## OBJECTIVE
Sort through the data and copy the lines holding the word "type".

## DATA SUPPLIED

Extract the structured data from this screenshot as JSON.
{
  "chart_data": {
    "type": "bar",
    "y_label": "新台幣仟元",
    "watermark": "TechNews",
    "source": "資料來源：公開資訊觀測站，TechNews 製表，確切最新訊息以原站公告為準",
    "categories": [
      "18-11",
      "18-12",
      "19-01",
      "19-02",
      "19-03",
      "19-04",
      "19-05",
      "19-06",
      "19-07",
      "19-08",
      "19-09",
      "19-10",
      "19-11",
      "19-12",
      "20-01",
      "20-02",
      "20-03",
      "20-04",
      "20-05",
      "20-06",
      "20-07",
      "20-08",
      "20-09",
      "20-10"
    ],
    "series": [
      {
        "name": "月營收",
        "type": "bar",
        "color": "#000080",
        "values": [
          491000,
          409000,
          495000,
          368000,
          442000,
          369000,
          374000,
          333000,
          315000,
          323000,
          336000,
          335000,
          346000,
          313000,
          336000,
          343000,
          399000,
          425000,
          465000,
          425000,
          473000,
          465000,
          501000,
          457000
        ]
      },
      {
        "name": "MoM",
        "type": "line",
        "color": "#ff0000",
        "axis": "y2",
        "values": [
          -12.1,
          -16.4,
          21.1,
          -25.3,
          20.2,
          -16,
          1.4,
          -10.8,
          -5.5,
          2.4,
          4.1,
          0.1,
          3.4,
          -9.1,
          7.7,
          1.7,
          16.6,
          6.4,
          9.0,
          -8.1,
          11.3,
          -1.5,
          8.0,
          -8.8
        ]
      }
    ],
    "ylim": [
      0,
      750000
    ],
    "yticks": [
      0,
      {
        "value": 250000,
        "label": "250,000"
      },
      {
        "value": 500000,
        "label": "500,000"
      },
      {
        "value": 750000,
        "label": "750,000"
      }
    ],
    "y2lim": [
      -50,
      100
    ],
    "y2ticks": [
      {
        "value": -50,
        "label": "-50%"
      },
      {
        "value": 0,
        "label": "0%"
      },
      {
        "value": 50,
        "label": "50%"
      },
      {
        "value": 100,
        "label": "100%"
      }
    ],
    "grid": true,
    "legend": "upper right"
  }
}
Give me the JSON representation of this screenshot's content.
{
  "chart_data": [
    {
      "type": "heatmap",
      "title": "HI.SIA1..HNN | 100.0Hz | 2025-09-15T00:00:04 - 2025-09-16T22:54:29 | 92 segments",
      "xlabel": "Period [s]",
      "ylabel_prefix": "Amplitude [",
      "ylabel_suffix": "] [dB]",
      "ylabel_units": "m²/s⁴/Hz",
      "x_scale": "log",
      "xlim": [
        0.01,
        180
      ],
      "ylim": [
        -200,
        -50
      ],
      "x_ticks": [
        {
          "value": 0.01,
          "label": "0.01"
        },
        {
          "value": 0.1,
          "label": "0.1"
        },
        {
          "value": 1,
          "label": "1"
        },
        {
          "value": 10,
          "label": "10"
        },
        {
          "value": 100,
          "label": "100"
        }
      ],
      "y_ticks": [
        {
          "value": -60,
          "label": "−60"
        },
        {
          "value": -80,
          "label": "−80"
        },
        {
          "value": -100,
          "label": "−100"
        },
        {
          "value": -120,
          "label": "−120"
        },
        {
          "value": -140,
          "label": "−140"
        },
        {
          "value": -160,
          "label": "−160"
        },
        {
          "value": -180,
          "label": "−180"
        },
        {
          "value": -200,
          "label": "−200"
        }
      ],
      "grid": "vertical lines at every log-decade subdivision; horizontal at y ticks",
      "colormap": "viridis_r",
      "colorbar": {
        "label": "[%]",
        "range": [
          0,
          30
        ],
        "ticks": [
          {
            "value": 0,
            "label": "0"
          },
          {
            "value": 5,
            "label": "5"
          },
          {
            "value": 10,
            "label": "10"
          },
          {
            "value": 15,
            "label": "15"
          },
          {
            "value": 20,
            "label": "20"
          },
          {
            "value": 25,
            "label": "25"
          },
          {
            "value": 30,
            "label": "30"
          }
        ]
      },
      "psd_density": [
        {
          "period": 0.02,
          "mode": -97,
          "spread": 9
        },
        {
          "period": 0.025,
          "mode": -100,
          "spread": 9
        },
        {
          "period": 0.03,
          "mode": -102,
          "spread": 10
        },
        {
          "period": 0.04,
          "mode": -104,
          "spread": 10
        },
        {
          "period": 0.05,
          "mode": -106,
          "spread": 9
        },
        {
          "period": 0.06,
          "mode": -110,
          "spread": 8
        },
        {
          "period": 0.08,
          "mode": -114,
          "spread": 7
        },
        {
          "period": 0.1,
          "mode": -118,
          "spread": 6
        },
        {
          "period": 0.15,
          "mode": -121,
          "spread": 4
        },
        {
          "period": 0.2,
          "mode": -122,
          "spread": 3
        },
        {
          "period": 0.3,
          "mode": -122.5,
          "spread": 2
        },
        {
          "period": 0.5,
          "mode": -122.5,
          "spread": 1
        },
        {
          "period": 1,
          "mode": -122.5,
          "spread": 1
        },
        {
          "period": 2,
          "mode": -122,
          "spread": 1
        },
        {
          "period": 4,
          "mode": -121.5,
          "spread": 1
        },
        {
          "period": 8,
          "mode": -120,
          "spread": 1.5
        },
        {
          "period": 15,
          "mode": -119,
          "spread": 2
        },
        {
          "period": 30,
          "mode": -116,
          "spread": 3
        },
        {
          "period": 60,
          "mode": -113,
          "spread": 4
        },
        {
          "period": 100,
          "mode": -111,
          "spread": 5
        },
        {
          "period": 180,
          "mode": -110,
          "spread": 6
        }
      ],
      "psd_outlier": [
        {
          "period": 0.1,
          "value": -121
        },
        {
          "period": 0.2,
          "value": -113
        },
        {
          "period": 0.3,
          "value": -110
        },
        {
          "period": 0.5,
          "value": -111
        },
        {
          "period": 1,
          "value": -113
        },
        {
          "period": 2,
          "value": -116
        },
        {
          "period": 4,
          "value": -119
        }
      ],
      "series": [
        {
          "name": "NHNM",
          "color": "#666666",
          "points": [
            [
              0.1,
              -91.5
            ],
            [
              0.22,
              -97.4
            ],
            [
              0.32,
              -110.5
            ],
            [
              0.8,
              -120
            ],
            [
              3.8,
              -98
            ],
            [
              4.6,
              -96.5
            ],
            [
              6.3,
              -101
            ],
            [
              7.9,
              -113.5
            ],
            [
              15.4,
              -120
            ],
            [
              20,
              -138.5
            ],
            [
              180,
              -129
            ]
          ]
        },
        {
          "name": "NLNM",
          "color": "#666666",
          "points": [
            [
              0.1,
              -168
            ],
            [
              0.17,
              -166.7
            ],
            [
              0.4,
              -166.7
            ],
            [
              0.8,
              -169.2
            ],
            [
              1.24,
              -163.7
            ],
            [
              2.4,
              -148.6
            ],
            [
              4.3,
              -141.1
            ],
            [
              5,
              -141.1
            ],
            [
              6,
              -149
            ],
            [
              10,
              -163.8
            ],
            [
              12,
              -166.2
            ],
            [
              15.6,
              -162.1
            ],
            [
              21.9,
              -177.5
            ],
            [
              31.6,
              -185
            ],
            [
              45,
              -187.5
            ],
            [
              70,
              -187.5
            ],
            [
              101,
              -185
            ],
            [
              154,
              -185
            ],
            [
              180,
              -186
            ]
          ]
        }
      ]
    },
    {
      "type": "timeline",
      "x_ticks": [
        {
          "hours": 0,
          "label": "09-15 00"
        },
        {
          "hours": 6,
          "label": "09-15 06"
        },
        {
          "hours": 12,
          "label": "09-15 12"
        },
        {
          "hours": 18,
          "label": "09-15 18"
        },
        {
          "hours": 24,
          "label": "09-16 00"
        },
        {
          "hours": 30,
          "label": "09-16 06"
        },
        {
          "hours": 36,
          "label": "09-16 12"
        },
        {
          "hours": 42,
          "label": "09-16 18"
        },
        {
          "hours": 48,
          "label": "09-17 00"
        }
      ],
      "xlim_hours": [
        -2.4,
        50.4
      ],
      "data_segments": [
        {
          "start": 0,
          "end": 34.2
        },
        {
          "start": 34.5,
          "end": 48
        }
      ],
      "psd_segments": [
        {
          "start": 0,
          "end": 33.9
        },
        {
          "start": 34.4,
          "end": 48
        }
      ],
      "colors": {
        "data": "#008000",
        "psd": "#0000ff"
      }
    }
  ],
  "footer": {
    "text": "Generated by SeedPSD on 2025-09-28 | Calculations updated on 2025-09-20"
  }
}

## TASK RESULT
    "type": "bar",
        "type": "bar",
        "type": "line",
      "type": "heatmap",
      "type": "timeline",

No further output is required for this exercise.